TASK STATEMENT :: Each line below should be quoted exactly, please.

RECORDS PROVIDED ::
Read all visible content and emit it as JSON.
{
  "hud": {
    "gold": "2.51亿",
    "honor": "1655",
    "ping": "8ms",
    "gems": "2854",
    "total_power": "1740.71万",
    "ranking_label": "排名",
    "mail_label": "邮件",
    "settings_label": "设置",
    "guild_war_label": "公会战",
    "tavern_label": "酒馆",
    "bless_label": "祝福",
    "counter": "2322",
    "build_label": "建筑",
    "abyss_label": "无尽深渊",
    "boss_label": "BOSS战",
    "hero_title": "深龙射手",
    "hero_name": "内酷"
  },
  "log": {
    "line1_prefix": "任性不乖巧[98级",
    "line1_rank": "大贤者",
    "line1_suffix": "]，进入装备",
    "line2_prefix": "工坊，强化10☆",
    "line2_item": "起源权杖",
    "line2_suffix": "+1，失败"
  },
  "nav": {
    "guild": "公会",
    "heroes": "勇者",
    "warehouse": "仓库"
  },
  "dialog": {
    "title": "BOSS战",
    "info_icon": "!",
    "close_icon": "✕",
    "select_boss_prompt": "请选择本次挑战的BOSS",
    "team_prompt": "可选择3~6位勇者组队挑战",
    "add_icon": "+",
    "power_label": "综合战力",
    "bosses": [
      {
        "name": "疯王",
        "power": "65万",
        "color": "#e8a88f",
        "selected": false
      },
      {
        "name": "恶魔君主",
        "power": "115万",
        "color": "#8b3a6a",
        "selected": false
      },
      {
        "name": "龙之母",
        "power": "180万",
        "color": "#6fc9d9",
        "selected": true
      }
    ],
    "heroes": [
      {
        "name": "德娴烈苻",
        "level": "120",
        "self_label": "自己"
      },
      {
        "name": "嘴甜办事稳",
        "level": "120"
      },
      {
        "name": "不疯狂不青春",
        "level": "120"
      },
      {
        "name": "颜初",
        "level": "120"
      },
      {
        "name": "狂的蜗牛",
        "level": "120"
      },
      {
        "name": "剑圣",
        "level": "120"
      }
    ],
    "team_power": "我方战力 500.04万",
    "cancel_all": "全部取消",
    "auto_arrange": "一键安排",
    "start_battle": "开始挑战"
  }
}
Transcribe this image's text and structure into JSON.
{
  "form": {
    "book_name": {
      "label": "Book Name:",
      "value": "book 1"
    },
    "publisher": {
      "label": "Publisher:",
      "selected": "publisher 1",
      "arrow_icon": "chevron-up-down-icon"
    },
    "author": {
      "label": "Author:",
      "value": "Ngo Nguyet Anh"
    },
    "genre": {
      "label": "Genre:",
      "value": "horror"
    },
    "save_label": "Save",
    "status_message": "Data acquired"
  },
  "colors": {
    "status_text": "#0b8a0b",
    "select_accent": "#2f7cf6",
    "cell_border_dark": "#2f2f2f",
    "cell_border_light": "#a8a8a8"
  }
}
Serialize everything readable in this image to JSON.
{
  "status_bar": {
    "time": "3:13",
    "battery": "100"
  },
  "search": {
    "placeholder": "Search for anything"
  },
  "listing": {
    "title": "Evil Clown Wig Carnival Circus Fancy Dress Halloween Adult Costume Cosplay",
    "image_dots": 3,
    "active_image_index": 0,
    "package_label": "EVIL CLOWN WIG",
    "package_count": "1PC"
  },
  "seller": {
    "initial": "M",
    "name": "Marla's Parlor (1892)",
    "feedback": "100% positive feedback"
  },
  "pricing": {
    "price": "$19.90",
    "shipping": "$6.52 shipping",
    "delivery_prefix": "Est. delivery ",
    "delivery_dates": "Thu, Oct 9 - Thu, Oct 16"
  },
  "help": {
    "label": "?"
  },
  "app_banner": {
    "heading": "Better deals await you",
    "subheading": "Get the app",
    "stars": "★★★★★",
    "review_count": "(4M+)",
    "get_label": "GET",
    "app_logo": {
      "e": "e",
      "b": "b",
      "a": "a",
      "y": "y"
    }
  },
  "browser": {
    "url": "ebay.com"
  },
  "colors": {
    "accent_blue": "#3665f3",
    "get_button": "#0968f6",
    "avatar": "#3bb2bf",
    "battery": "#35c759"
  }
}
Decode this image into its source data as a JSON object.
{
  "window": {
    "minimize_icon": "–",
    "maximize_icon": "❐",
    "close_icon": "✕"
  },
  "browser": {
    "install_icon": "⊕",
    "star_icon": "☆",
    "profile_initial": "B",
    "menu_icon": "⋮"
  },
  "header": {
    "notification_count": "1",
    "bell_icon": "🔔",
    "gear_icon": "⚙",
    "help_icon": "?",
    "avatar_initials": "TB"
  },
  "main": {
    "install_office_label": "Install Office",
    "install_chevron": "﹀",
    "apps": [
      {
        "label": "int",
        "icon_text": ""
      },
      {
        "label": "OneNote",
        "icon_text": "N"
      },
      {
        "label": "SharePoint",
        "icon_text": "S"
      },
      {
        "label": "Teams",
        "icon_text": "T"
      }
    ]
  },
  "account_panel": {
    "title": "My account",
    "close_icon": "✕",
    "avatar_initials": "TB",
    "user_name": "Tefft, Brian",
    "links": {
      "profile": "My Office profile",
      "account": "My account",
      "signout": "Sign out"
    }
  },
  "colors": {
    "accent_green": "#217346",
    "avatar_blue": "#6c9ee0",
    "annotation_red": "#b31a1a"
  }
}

TASK SOLUTION ::
Read all visible content and emit it as JSON.
{
  "hud": {
    "gold": "2.51亿",
    "honor": "1655",
    "ping": "8ms",
    "gems": "2854",
    "total_power": "1740.71万",
    "ranking_label": "排名",
    "mail_label": "邮件",
    "settings_label": "设置",
    "guild_war_label": "公会战",
    "tavern_label": "酒馆",
    "bless_label": "祝福",
    "counter": "2322",
    "build_label": "建筑",
    "abyss_label": "无尽深渊",
    "boss_label": "BOSS战",
    "hero_title": "深龙射手",
    "hero_name": "内酷"
  },
  "log": {
    "line1_prefix": "任性不乖巧[98级",
    "line1_rank": "大贤者",
    "line1_suffix": "]，进入装备",
    "line2_prefix": "工坊，强化10☆",
    "line2_item": "起源权杖",
    "line2_suffix": "+1，失败"
  },
  "nav": {
    "guild": "公会",
    "heroes": "勇者",
    "warehouse": "仓库"
  },
  "dialog": {
    "title": "BOSS战",
    "info_icon": "!",
    "close_icon": "✕",
    "select_boss_prompt": "请选择本次挑战的BOSS",
    "team_prompt": "可选择3~6位勇者组队挑战",
    "add_icon": "+",
    "power_label": "综合战力",
    "bosses": [
      {
        "name": "疯王",
        "power": "65万",
        "color": "#e8a88f",
        "selected": false
      },
      {
        "name": "恶魔君主",
        "power": "115万",
        "color": "#8b3a6a",
        "selected": false
      },
      {
        "name": "龙之母",
        "power": "180万",
        "color": "#6fc9d9",
        "selected": true
      }
    ],
    "heroes": [
      {
        "name": "德娴烈苻",
        "level": "120",
        "self_label": "自己"
      },
      {
        "name": "嘴甜办事稳",
        "level": "120"
      },
      {
        "name": "不疯狂不青春",
        "level": "120"
      },
      {
        "name": "颜初",
        "level": "120"
      },
      {
        "name": "狂的蜗牛",
        "level": "120"
      },
      {
        "name": "剑圣",
        "level": "120"
      }
    ],
    "team_power": "我方战力 500.04万",
    "cancel_all": "全部取消",
    "auto_arrange": "一键安排",
    "start_battle": "开始挑战"
  }
}
Transcribe this image's text and structure into JSON.
{
  "form": {
    "book_name": {
      "label": "Book Name:",
      "value": "book 1"
    },
    "publisher": {
      "label": "Publisher:",
      "selected": "publisher 1",
      "arrow_icon": "chevron-up-down-icon"
    },
    "author": {
      "label": "Author:",
      "value": "Ngo Nguyet Anh"
    },
    "genre": {
      "label": "Genre:",
      "value": "horror"
    },
    "save_label": "Save",
    "status_message": "Data acquired"
  },
  "colors": {
    "status_text": "#0b8a0b",
    "select_accent": "#2f7cf6",
    "cell_border_dark": "#2f2f2f",
    "cell_border_light": "#a8a8a8"
  }
}
Serialize everything readable in this image to JSON.
{
  "status_bar": {
    "time": "3:13",
    "battery": "100"
  },
  "search": {
    "placeholder": "Search for anything"
  },
  "listing": {
    "title": "Evil Clown Wig Carnival Circus Fancy Dress Halloween Adult Costume Cosplay",
    "image_dots": 3,
    "active_image_index": 0,
    "package_label": "EVIL CLOWN WIG",
    "package_count": "1PC"
  },
  "seller": {
    "initial": "M",
    "name": "Marla's Parlor (1892)",
    "feedback": "100% positive feedback"
  },
  "pricing": {
    "price": "$19.90",
    "shipping": "$6.52 shipping",
    "delivery_prefix": "Est. delivery ",
    "delivery_dates": "Thu, Oct 9 - Thu, Oct 16"
  },
  "help": {
    "label": "?"
  },
  "app_banner": {
    "heading": "Better deals await you",
    "subheading": "Get the app",
    "stars": "★★★★★",
    "review_count": "(4M+)",
    "get_label": "GET",
    "app_logo": {
      "e": "e",
      "b": "b",
      "a": "a",
      "y": "y"
    }
  },
  "browser": {
    "url": "ebay.com"
  },
  "colors": {
    "accent_blue": "#3665f3",
    "get_button": "#0968f6",
    "avatar": "#3bb2bf",
    "battery": "#35c759"
  }
}
Decode this image into its source data as a JSON object.
{
  "window": {
    "minimize_icon": "–",
    "maximize_icon": "❐",
    "close_icon": "✕"
  },
  "browser": {
    "install_icon": "⊕",
    "star_icon": "☆",
    "profile_initial": "B",
    "menu_icon": "⋮"
  },
  "header": {
    "notification_count": "1",
    "bell_icon": "🔔",
    "gear_icon": "⚙",
    "help_icon": "?",
    "avatar_initials": "TB"
  },
  "main": {
    "install_office_label": "Install Office",
    "install_chevron": "﹀",
    "apps": [
      {
        "label": "int",
        "icon_text": ""
      },
      {
        "label": "OneNote",
        "icon_text": "N"
      },
      {
        "label": "SharePoint",
        "icon_text": "S"
      },
      {
        "label": "Teams",
        "icon_text": "T"
      }
    ]
  },
  "account_panel": {
    "title": "My account",
    "close_icon": "✕",
    "avatar_initials": "TB",
    "user_name": "Tefft, Brian",
    "links": {
      "profile": "My Office profile",
      "account": "My account",
      "signout": "Sign out"
    }
  },
  "colors": {
    "accent_green": "#217346",
    "avatar_blue": "#6c9ee0",
    "annotation_red": "#b31a1a"
  }
}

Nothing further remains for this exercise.